- What is required
Of the lines below, count those containing the word "more". Reply with the number alone.

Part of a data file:
───

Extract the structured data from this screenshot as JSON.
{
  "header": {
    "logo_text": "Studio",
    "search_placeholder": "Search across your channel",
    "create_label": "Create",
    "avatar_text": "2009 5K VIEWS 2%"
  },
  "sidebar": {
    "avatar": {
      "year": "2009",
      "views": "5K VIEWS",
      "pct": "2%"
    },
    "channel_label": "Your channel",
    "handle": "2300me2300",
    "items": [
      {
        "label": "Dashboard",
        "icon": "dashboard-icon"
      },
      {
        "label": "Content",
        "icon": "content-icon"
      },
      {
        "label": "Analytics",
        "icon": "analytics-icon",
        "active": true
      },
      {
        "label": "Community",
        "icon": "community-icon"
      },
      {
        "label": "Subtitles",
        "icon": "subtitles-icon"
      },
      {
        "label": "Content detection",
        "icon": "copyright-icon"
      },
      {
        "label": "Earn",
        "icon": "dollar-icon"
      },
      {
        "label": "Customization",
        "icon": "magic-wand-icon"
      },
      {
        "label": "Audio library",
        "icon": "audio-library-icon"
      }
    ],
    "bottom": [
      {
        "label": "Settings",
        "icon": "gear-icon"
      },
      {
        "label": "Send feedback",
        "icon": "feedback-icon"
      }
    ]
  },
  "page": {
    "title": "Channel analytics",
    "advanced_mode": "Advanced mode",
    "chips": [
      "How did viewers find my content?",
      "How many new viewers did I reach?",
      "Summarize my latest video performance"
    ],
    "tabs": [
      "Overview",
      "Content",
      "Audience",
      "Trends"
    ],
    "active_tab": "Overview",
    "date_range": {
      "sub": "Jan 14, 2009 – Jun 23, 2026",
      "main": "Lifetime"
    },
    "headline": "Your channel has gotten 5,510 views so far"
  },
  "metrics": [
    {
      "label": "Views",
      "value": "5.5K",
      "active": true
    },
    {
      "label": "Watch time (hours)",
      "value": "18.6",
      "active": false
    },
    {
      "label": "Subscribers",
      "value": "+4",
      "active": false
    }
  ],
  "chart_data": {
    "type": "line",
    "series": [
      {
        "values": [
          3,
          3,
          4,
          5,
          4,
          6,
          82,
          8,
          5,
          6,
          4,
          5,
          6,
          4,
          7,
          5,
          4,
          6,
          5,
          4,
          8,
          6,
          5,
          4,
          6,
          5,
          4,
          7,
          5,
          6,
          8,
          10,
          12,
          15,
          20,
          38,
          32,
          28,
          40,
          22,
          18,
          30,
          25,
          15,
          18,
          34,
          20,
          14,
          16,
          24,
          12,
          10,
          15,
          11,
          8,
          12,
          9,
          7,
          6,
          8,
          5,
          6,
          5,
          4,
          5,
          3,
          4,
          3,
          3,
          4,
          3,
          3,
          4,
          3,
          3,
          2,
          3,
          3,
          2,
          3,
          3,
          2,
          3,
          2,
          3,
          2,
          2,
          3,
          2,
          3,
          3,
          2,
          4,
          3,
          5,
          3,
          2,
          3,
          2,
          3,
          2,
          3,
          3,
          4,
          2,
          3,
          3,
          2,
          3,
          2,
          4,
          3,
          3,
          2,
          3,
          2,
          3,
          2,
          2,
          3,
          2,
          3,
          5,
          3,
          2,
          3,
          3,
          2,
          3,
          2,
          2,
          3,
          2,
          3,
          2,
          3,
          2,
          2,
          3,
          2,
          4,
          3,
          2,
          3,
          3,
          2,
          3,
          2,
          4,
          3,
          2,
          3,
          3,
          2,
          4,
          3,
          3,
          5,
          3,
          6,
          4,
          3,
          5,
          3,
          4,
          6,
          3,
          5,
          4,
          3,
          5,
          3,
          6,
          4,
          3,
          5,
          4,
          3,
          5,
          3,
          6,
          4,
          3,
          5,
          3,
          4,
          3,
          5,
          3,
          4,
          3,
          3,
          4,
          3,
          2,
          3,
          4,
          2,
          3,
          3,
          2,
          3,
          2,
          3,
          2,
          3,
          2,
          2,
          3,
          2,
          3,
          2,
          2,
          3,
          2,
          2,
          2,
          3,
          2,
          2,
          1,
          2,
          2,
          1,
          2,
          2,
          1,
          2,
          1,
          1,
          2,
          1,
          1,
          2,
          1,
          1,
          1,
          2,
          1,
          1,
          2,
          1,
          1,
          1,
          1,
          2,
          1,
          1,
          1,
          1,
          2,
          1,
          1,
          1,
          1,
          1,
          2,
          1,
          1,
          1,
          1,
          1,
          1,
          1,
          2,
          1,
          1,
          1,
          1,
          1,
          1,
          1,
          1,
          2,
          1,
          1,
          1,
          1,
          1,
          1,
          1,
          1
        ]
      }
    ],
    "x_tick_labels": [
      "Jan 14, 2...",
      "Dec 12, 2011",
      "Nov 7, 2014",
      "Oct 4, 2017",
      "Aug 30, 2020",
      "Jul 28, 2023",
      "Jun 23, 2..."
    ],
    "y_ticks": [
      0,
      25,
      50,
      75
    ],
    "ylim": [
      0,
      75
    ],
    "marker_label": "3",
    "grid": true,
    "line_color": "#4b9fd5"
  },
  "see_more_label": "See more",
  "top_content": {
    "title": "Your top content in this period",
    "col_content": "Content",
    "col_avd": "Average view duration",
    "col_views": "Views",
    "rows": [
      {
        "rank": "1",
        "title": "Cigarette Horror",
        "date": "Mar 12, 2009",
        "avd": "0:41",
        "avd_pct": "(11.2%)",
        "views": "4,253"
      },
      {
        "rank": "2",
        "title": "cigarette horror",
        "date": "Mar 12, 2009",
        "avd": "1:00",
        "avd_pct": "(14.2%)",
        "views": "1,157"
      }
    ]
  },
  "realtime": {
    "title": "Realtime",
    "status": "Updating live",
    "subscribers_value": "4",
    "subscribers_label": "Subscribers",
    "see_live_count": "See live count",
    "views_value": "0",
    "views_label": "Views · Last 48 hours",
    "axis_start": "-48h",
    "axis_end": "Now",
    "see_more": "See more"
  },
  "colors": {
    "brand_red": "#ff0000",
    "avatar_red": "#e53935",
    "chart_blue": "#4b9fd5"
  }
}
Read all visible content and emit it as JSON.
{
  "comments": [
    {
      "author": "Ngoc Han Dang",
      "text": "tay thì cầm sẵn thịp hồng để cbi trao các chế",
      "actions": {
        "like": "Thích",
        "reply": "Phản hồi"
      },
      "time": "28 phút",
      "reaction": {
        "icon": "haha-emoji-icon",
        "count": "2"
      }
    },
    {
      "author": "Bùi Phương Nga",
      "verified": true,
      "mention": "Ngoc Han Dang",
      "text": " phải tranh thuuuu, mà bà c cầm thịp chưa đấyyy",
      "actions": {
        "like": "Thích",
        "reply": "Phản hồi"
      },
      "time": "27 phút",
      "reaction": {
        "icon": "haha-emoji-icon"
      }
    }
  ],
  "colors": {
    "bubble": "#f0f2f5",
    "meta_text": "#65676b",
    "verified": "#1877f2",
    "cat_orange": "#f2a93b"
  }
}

───

- Correct response
2